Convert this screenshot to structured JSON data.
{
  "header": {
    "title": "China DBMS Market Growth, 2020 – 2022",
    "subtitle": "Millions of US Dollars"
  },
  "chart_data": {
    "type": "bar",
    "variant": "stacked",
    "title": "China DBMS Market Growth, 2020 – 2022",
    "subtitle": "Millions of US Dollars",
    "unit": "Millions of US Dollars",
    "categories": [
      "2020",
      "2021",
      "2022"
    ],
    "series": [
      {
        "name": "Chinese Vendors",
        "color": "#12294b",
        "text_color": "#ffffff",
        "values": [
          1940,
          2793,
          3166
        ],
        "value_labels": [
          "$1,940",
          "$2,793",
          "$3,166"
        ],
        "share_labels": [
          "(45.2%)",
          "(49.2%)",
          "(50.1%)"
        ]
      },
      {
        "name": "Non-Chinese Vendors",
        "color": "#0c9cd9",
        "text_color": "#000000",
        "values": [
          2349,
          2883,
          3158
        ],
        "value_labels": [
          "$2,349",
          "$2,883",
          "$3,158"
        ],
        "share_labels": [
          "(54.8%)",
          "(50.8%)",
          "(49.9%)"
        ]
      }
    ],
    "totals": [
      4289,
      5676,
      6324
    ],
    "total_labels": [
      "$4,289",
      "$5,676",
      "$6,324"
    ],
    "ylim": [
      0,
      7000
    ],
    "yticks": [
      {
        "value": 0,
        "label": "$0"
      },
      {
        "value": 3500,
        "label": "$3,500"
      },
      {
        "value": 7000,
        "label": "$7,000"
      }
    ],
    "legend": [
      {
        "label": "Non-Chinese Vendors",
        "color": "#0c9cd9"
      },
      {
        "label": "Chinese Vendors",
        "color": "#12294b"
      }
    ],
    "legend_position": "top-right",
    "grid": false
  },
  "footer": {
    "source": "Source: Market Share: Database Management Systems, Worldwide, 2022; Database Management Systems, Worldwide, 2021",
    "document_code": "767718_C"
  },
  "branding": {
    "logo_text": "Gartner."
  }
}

----

TO BE DONE: Output each entry precisely as given.

WRITTEN ANSWER:
Convert this screenshot to structured JSON data.
{
  "header": {
    "title": "China DBMS Market Growth, 2020 – 2022",
    "subtitle": "Millions of US Dollars"
  },
  "chart_data": {
    "type": "bar",
    "variant": "stacked",
    "title": "China DBMS Market Growth, 2020 – 2022",
    "subtitle": "Millions of US Dollars",
    "unit": "Millions of US Dollars",
    "categories": [
      "2020",
      "2021",
      "2022"
    ],
    "series": [
      {
        "name": "Chinese Vendors",
        "color": "#12294b",
        "text_color": "#ffffff",
        "values": [
          1940,
          2793,
          3166
        ],
        "value_labels": [
          "$1,940",
          "$2,793",
          "$3,166"
        ],
        "share_labels": [
          "(45.2%)",
          "(49.2%)",
          "(50.1%)"
        ]
      },
      {
        "name": "Non-Chinese Vendors",
        "color": "#0c9cd9",
        "text_color": "#000000",
        "values": [
          2349,
          2883,
          3158
        ],
        "value_labels": [
          "$2,349",
          "$2,883",
          "$3,158"
        ],
        "share_labels": [
          "(54.8%)",
          "(50.8%)",
          "(49.9%)"
        ]
      }
    ],
    "totals": [
      4289,
      5676,
      6324
    ],
    "total_labels": [
      "$4,289",
      "$5,676",
      "$6,324"
    ],
    "ylim": [
      0,
      7000
    ],
    "yticks": [
      {
        "value": 0,
        "label": "$0"
      },
      {
        "value": 3500,
        "label": "$3,500"
      },
      {
        "value": 7000,
        "label": "$7,000"
      }
    ],
    "legend": [
      {
        "label": "Non-Chinese Vendors",
        "color": "#0c9cd9"
      },
      {
        "label": "Chinese Vendors",
        "color": "#12294b"
      }
    ],
    "legend_position": "top-right",
    "grid": false
  },
  "footer": {
    "source": "Source: Market Share: Database Management Systems, Worldwide, 2022; Database Management Systems, Worldwide, 2021",
    "document_code": "767718_C"
  },
  "branding": {
    "logo_text": "Gartner."
  }
}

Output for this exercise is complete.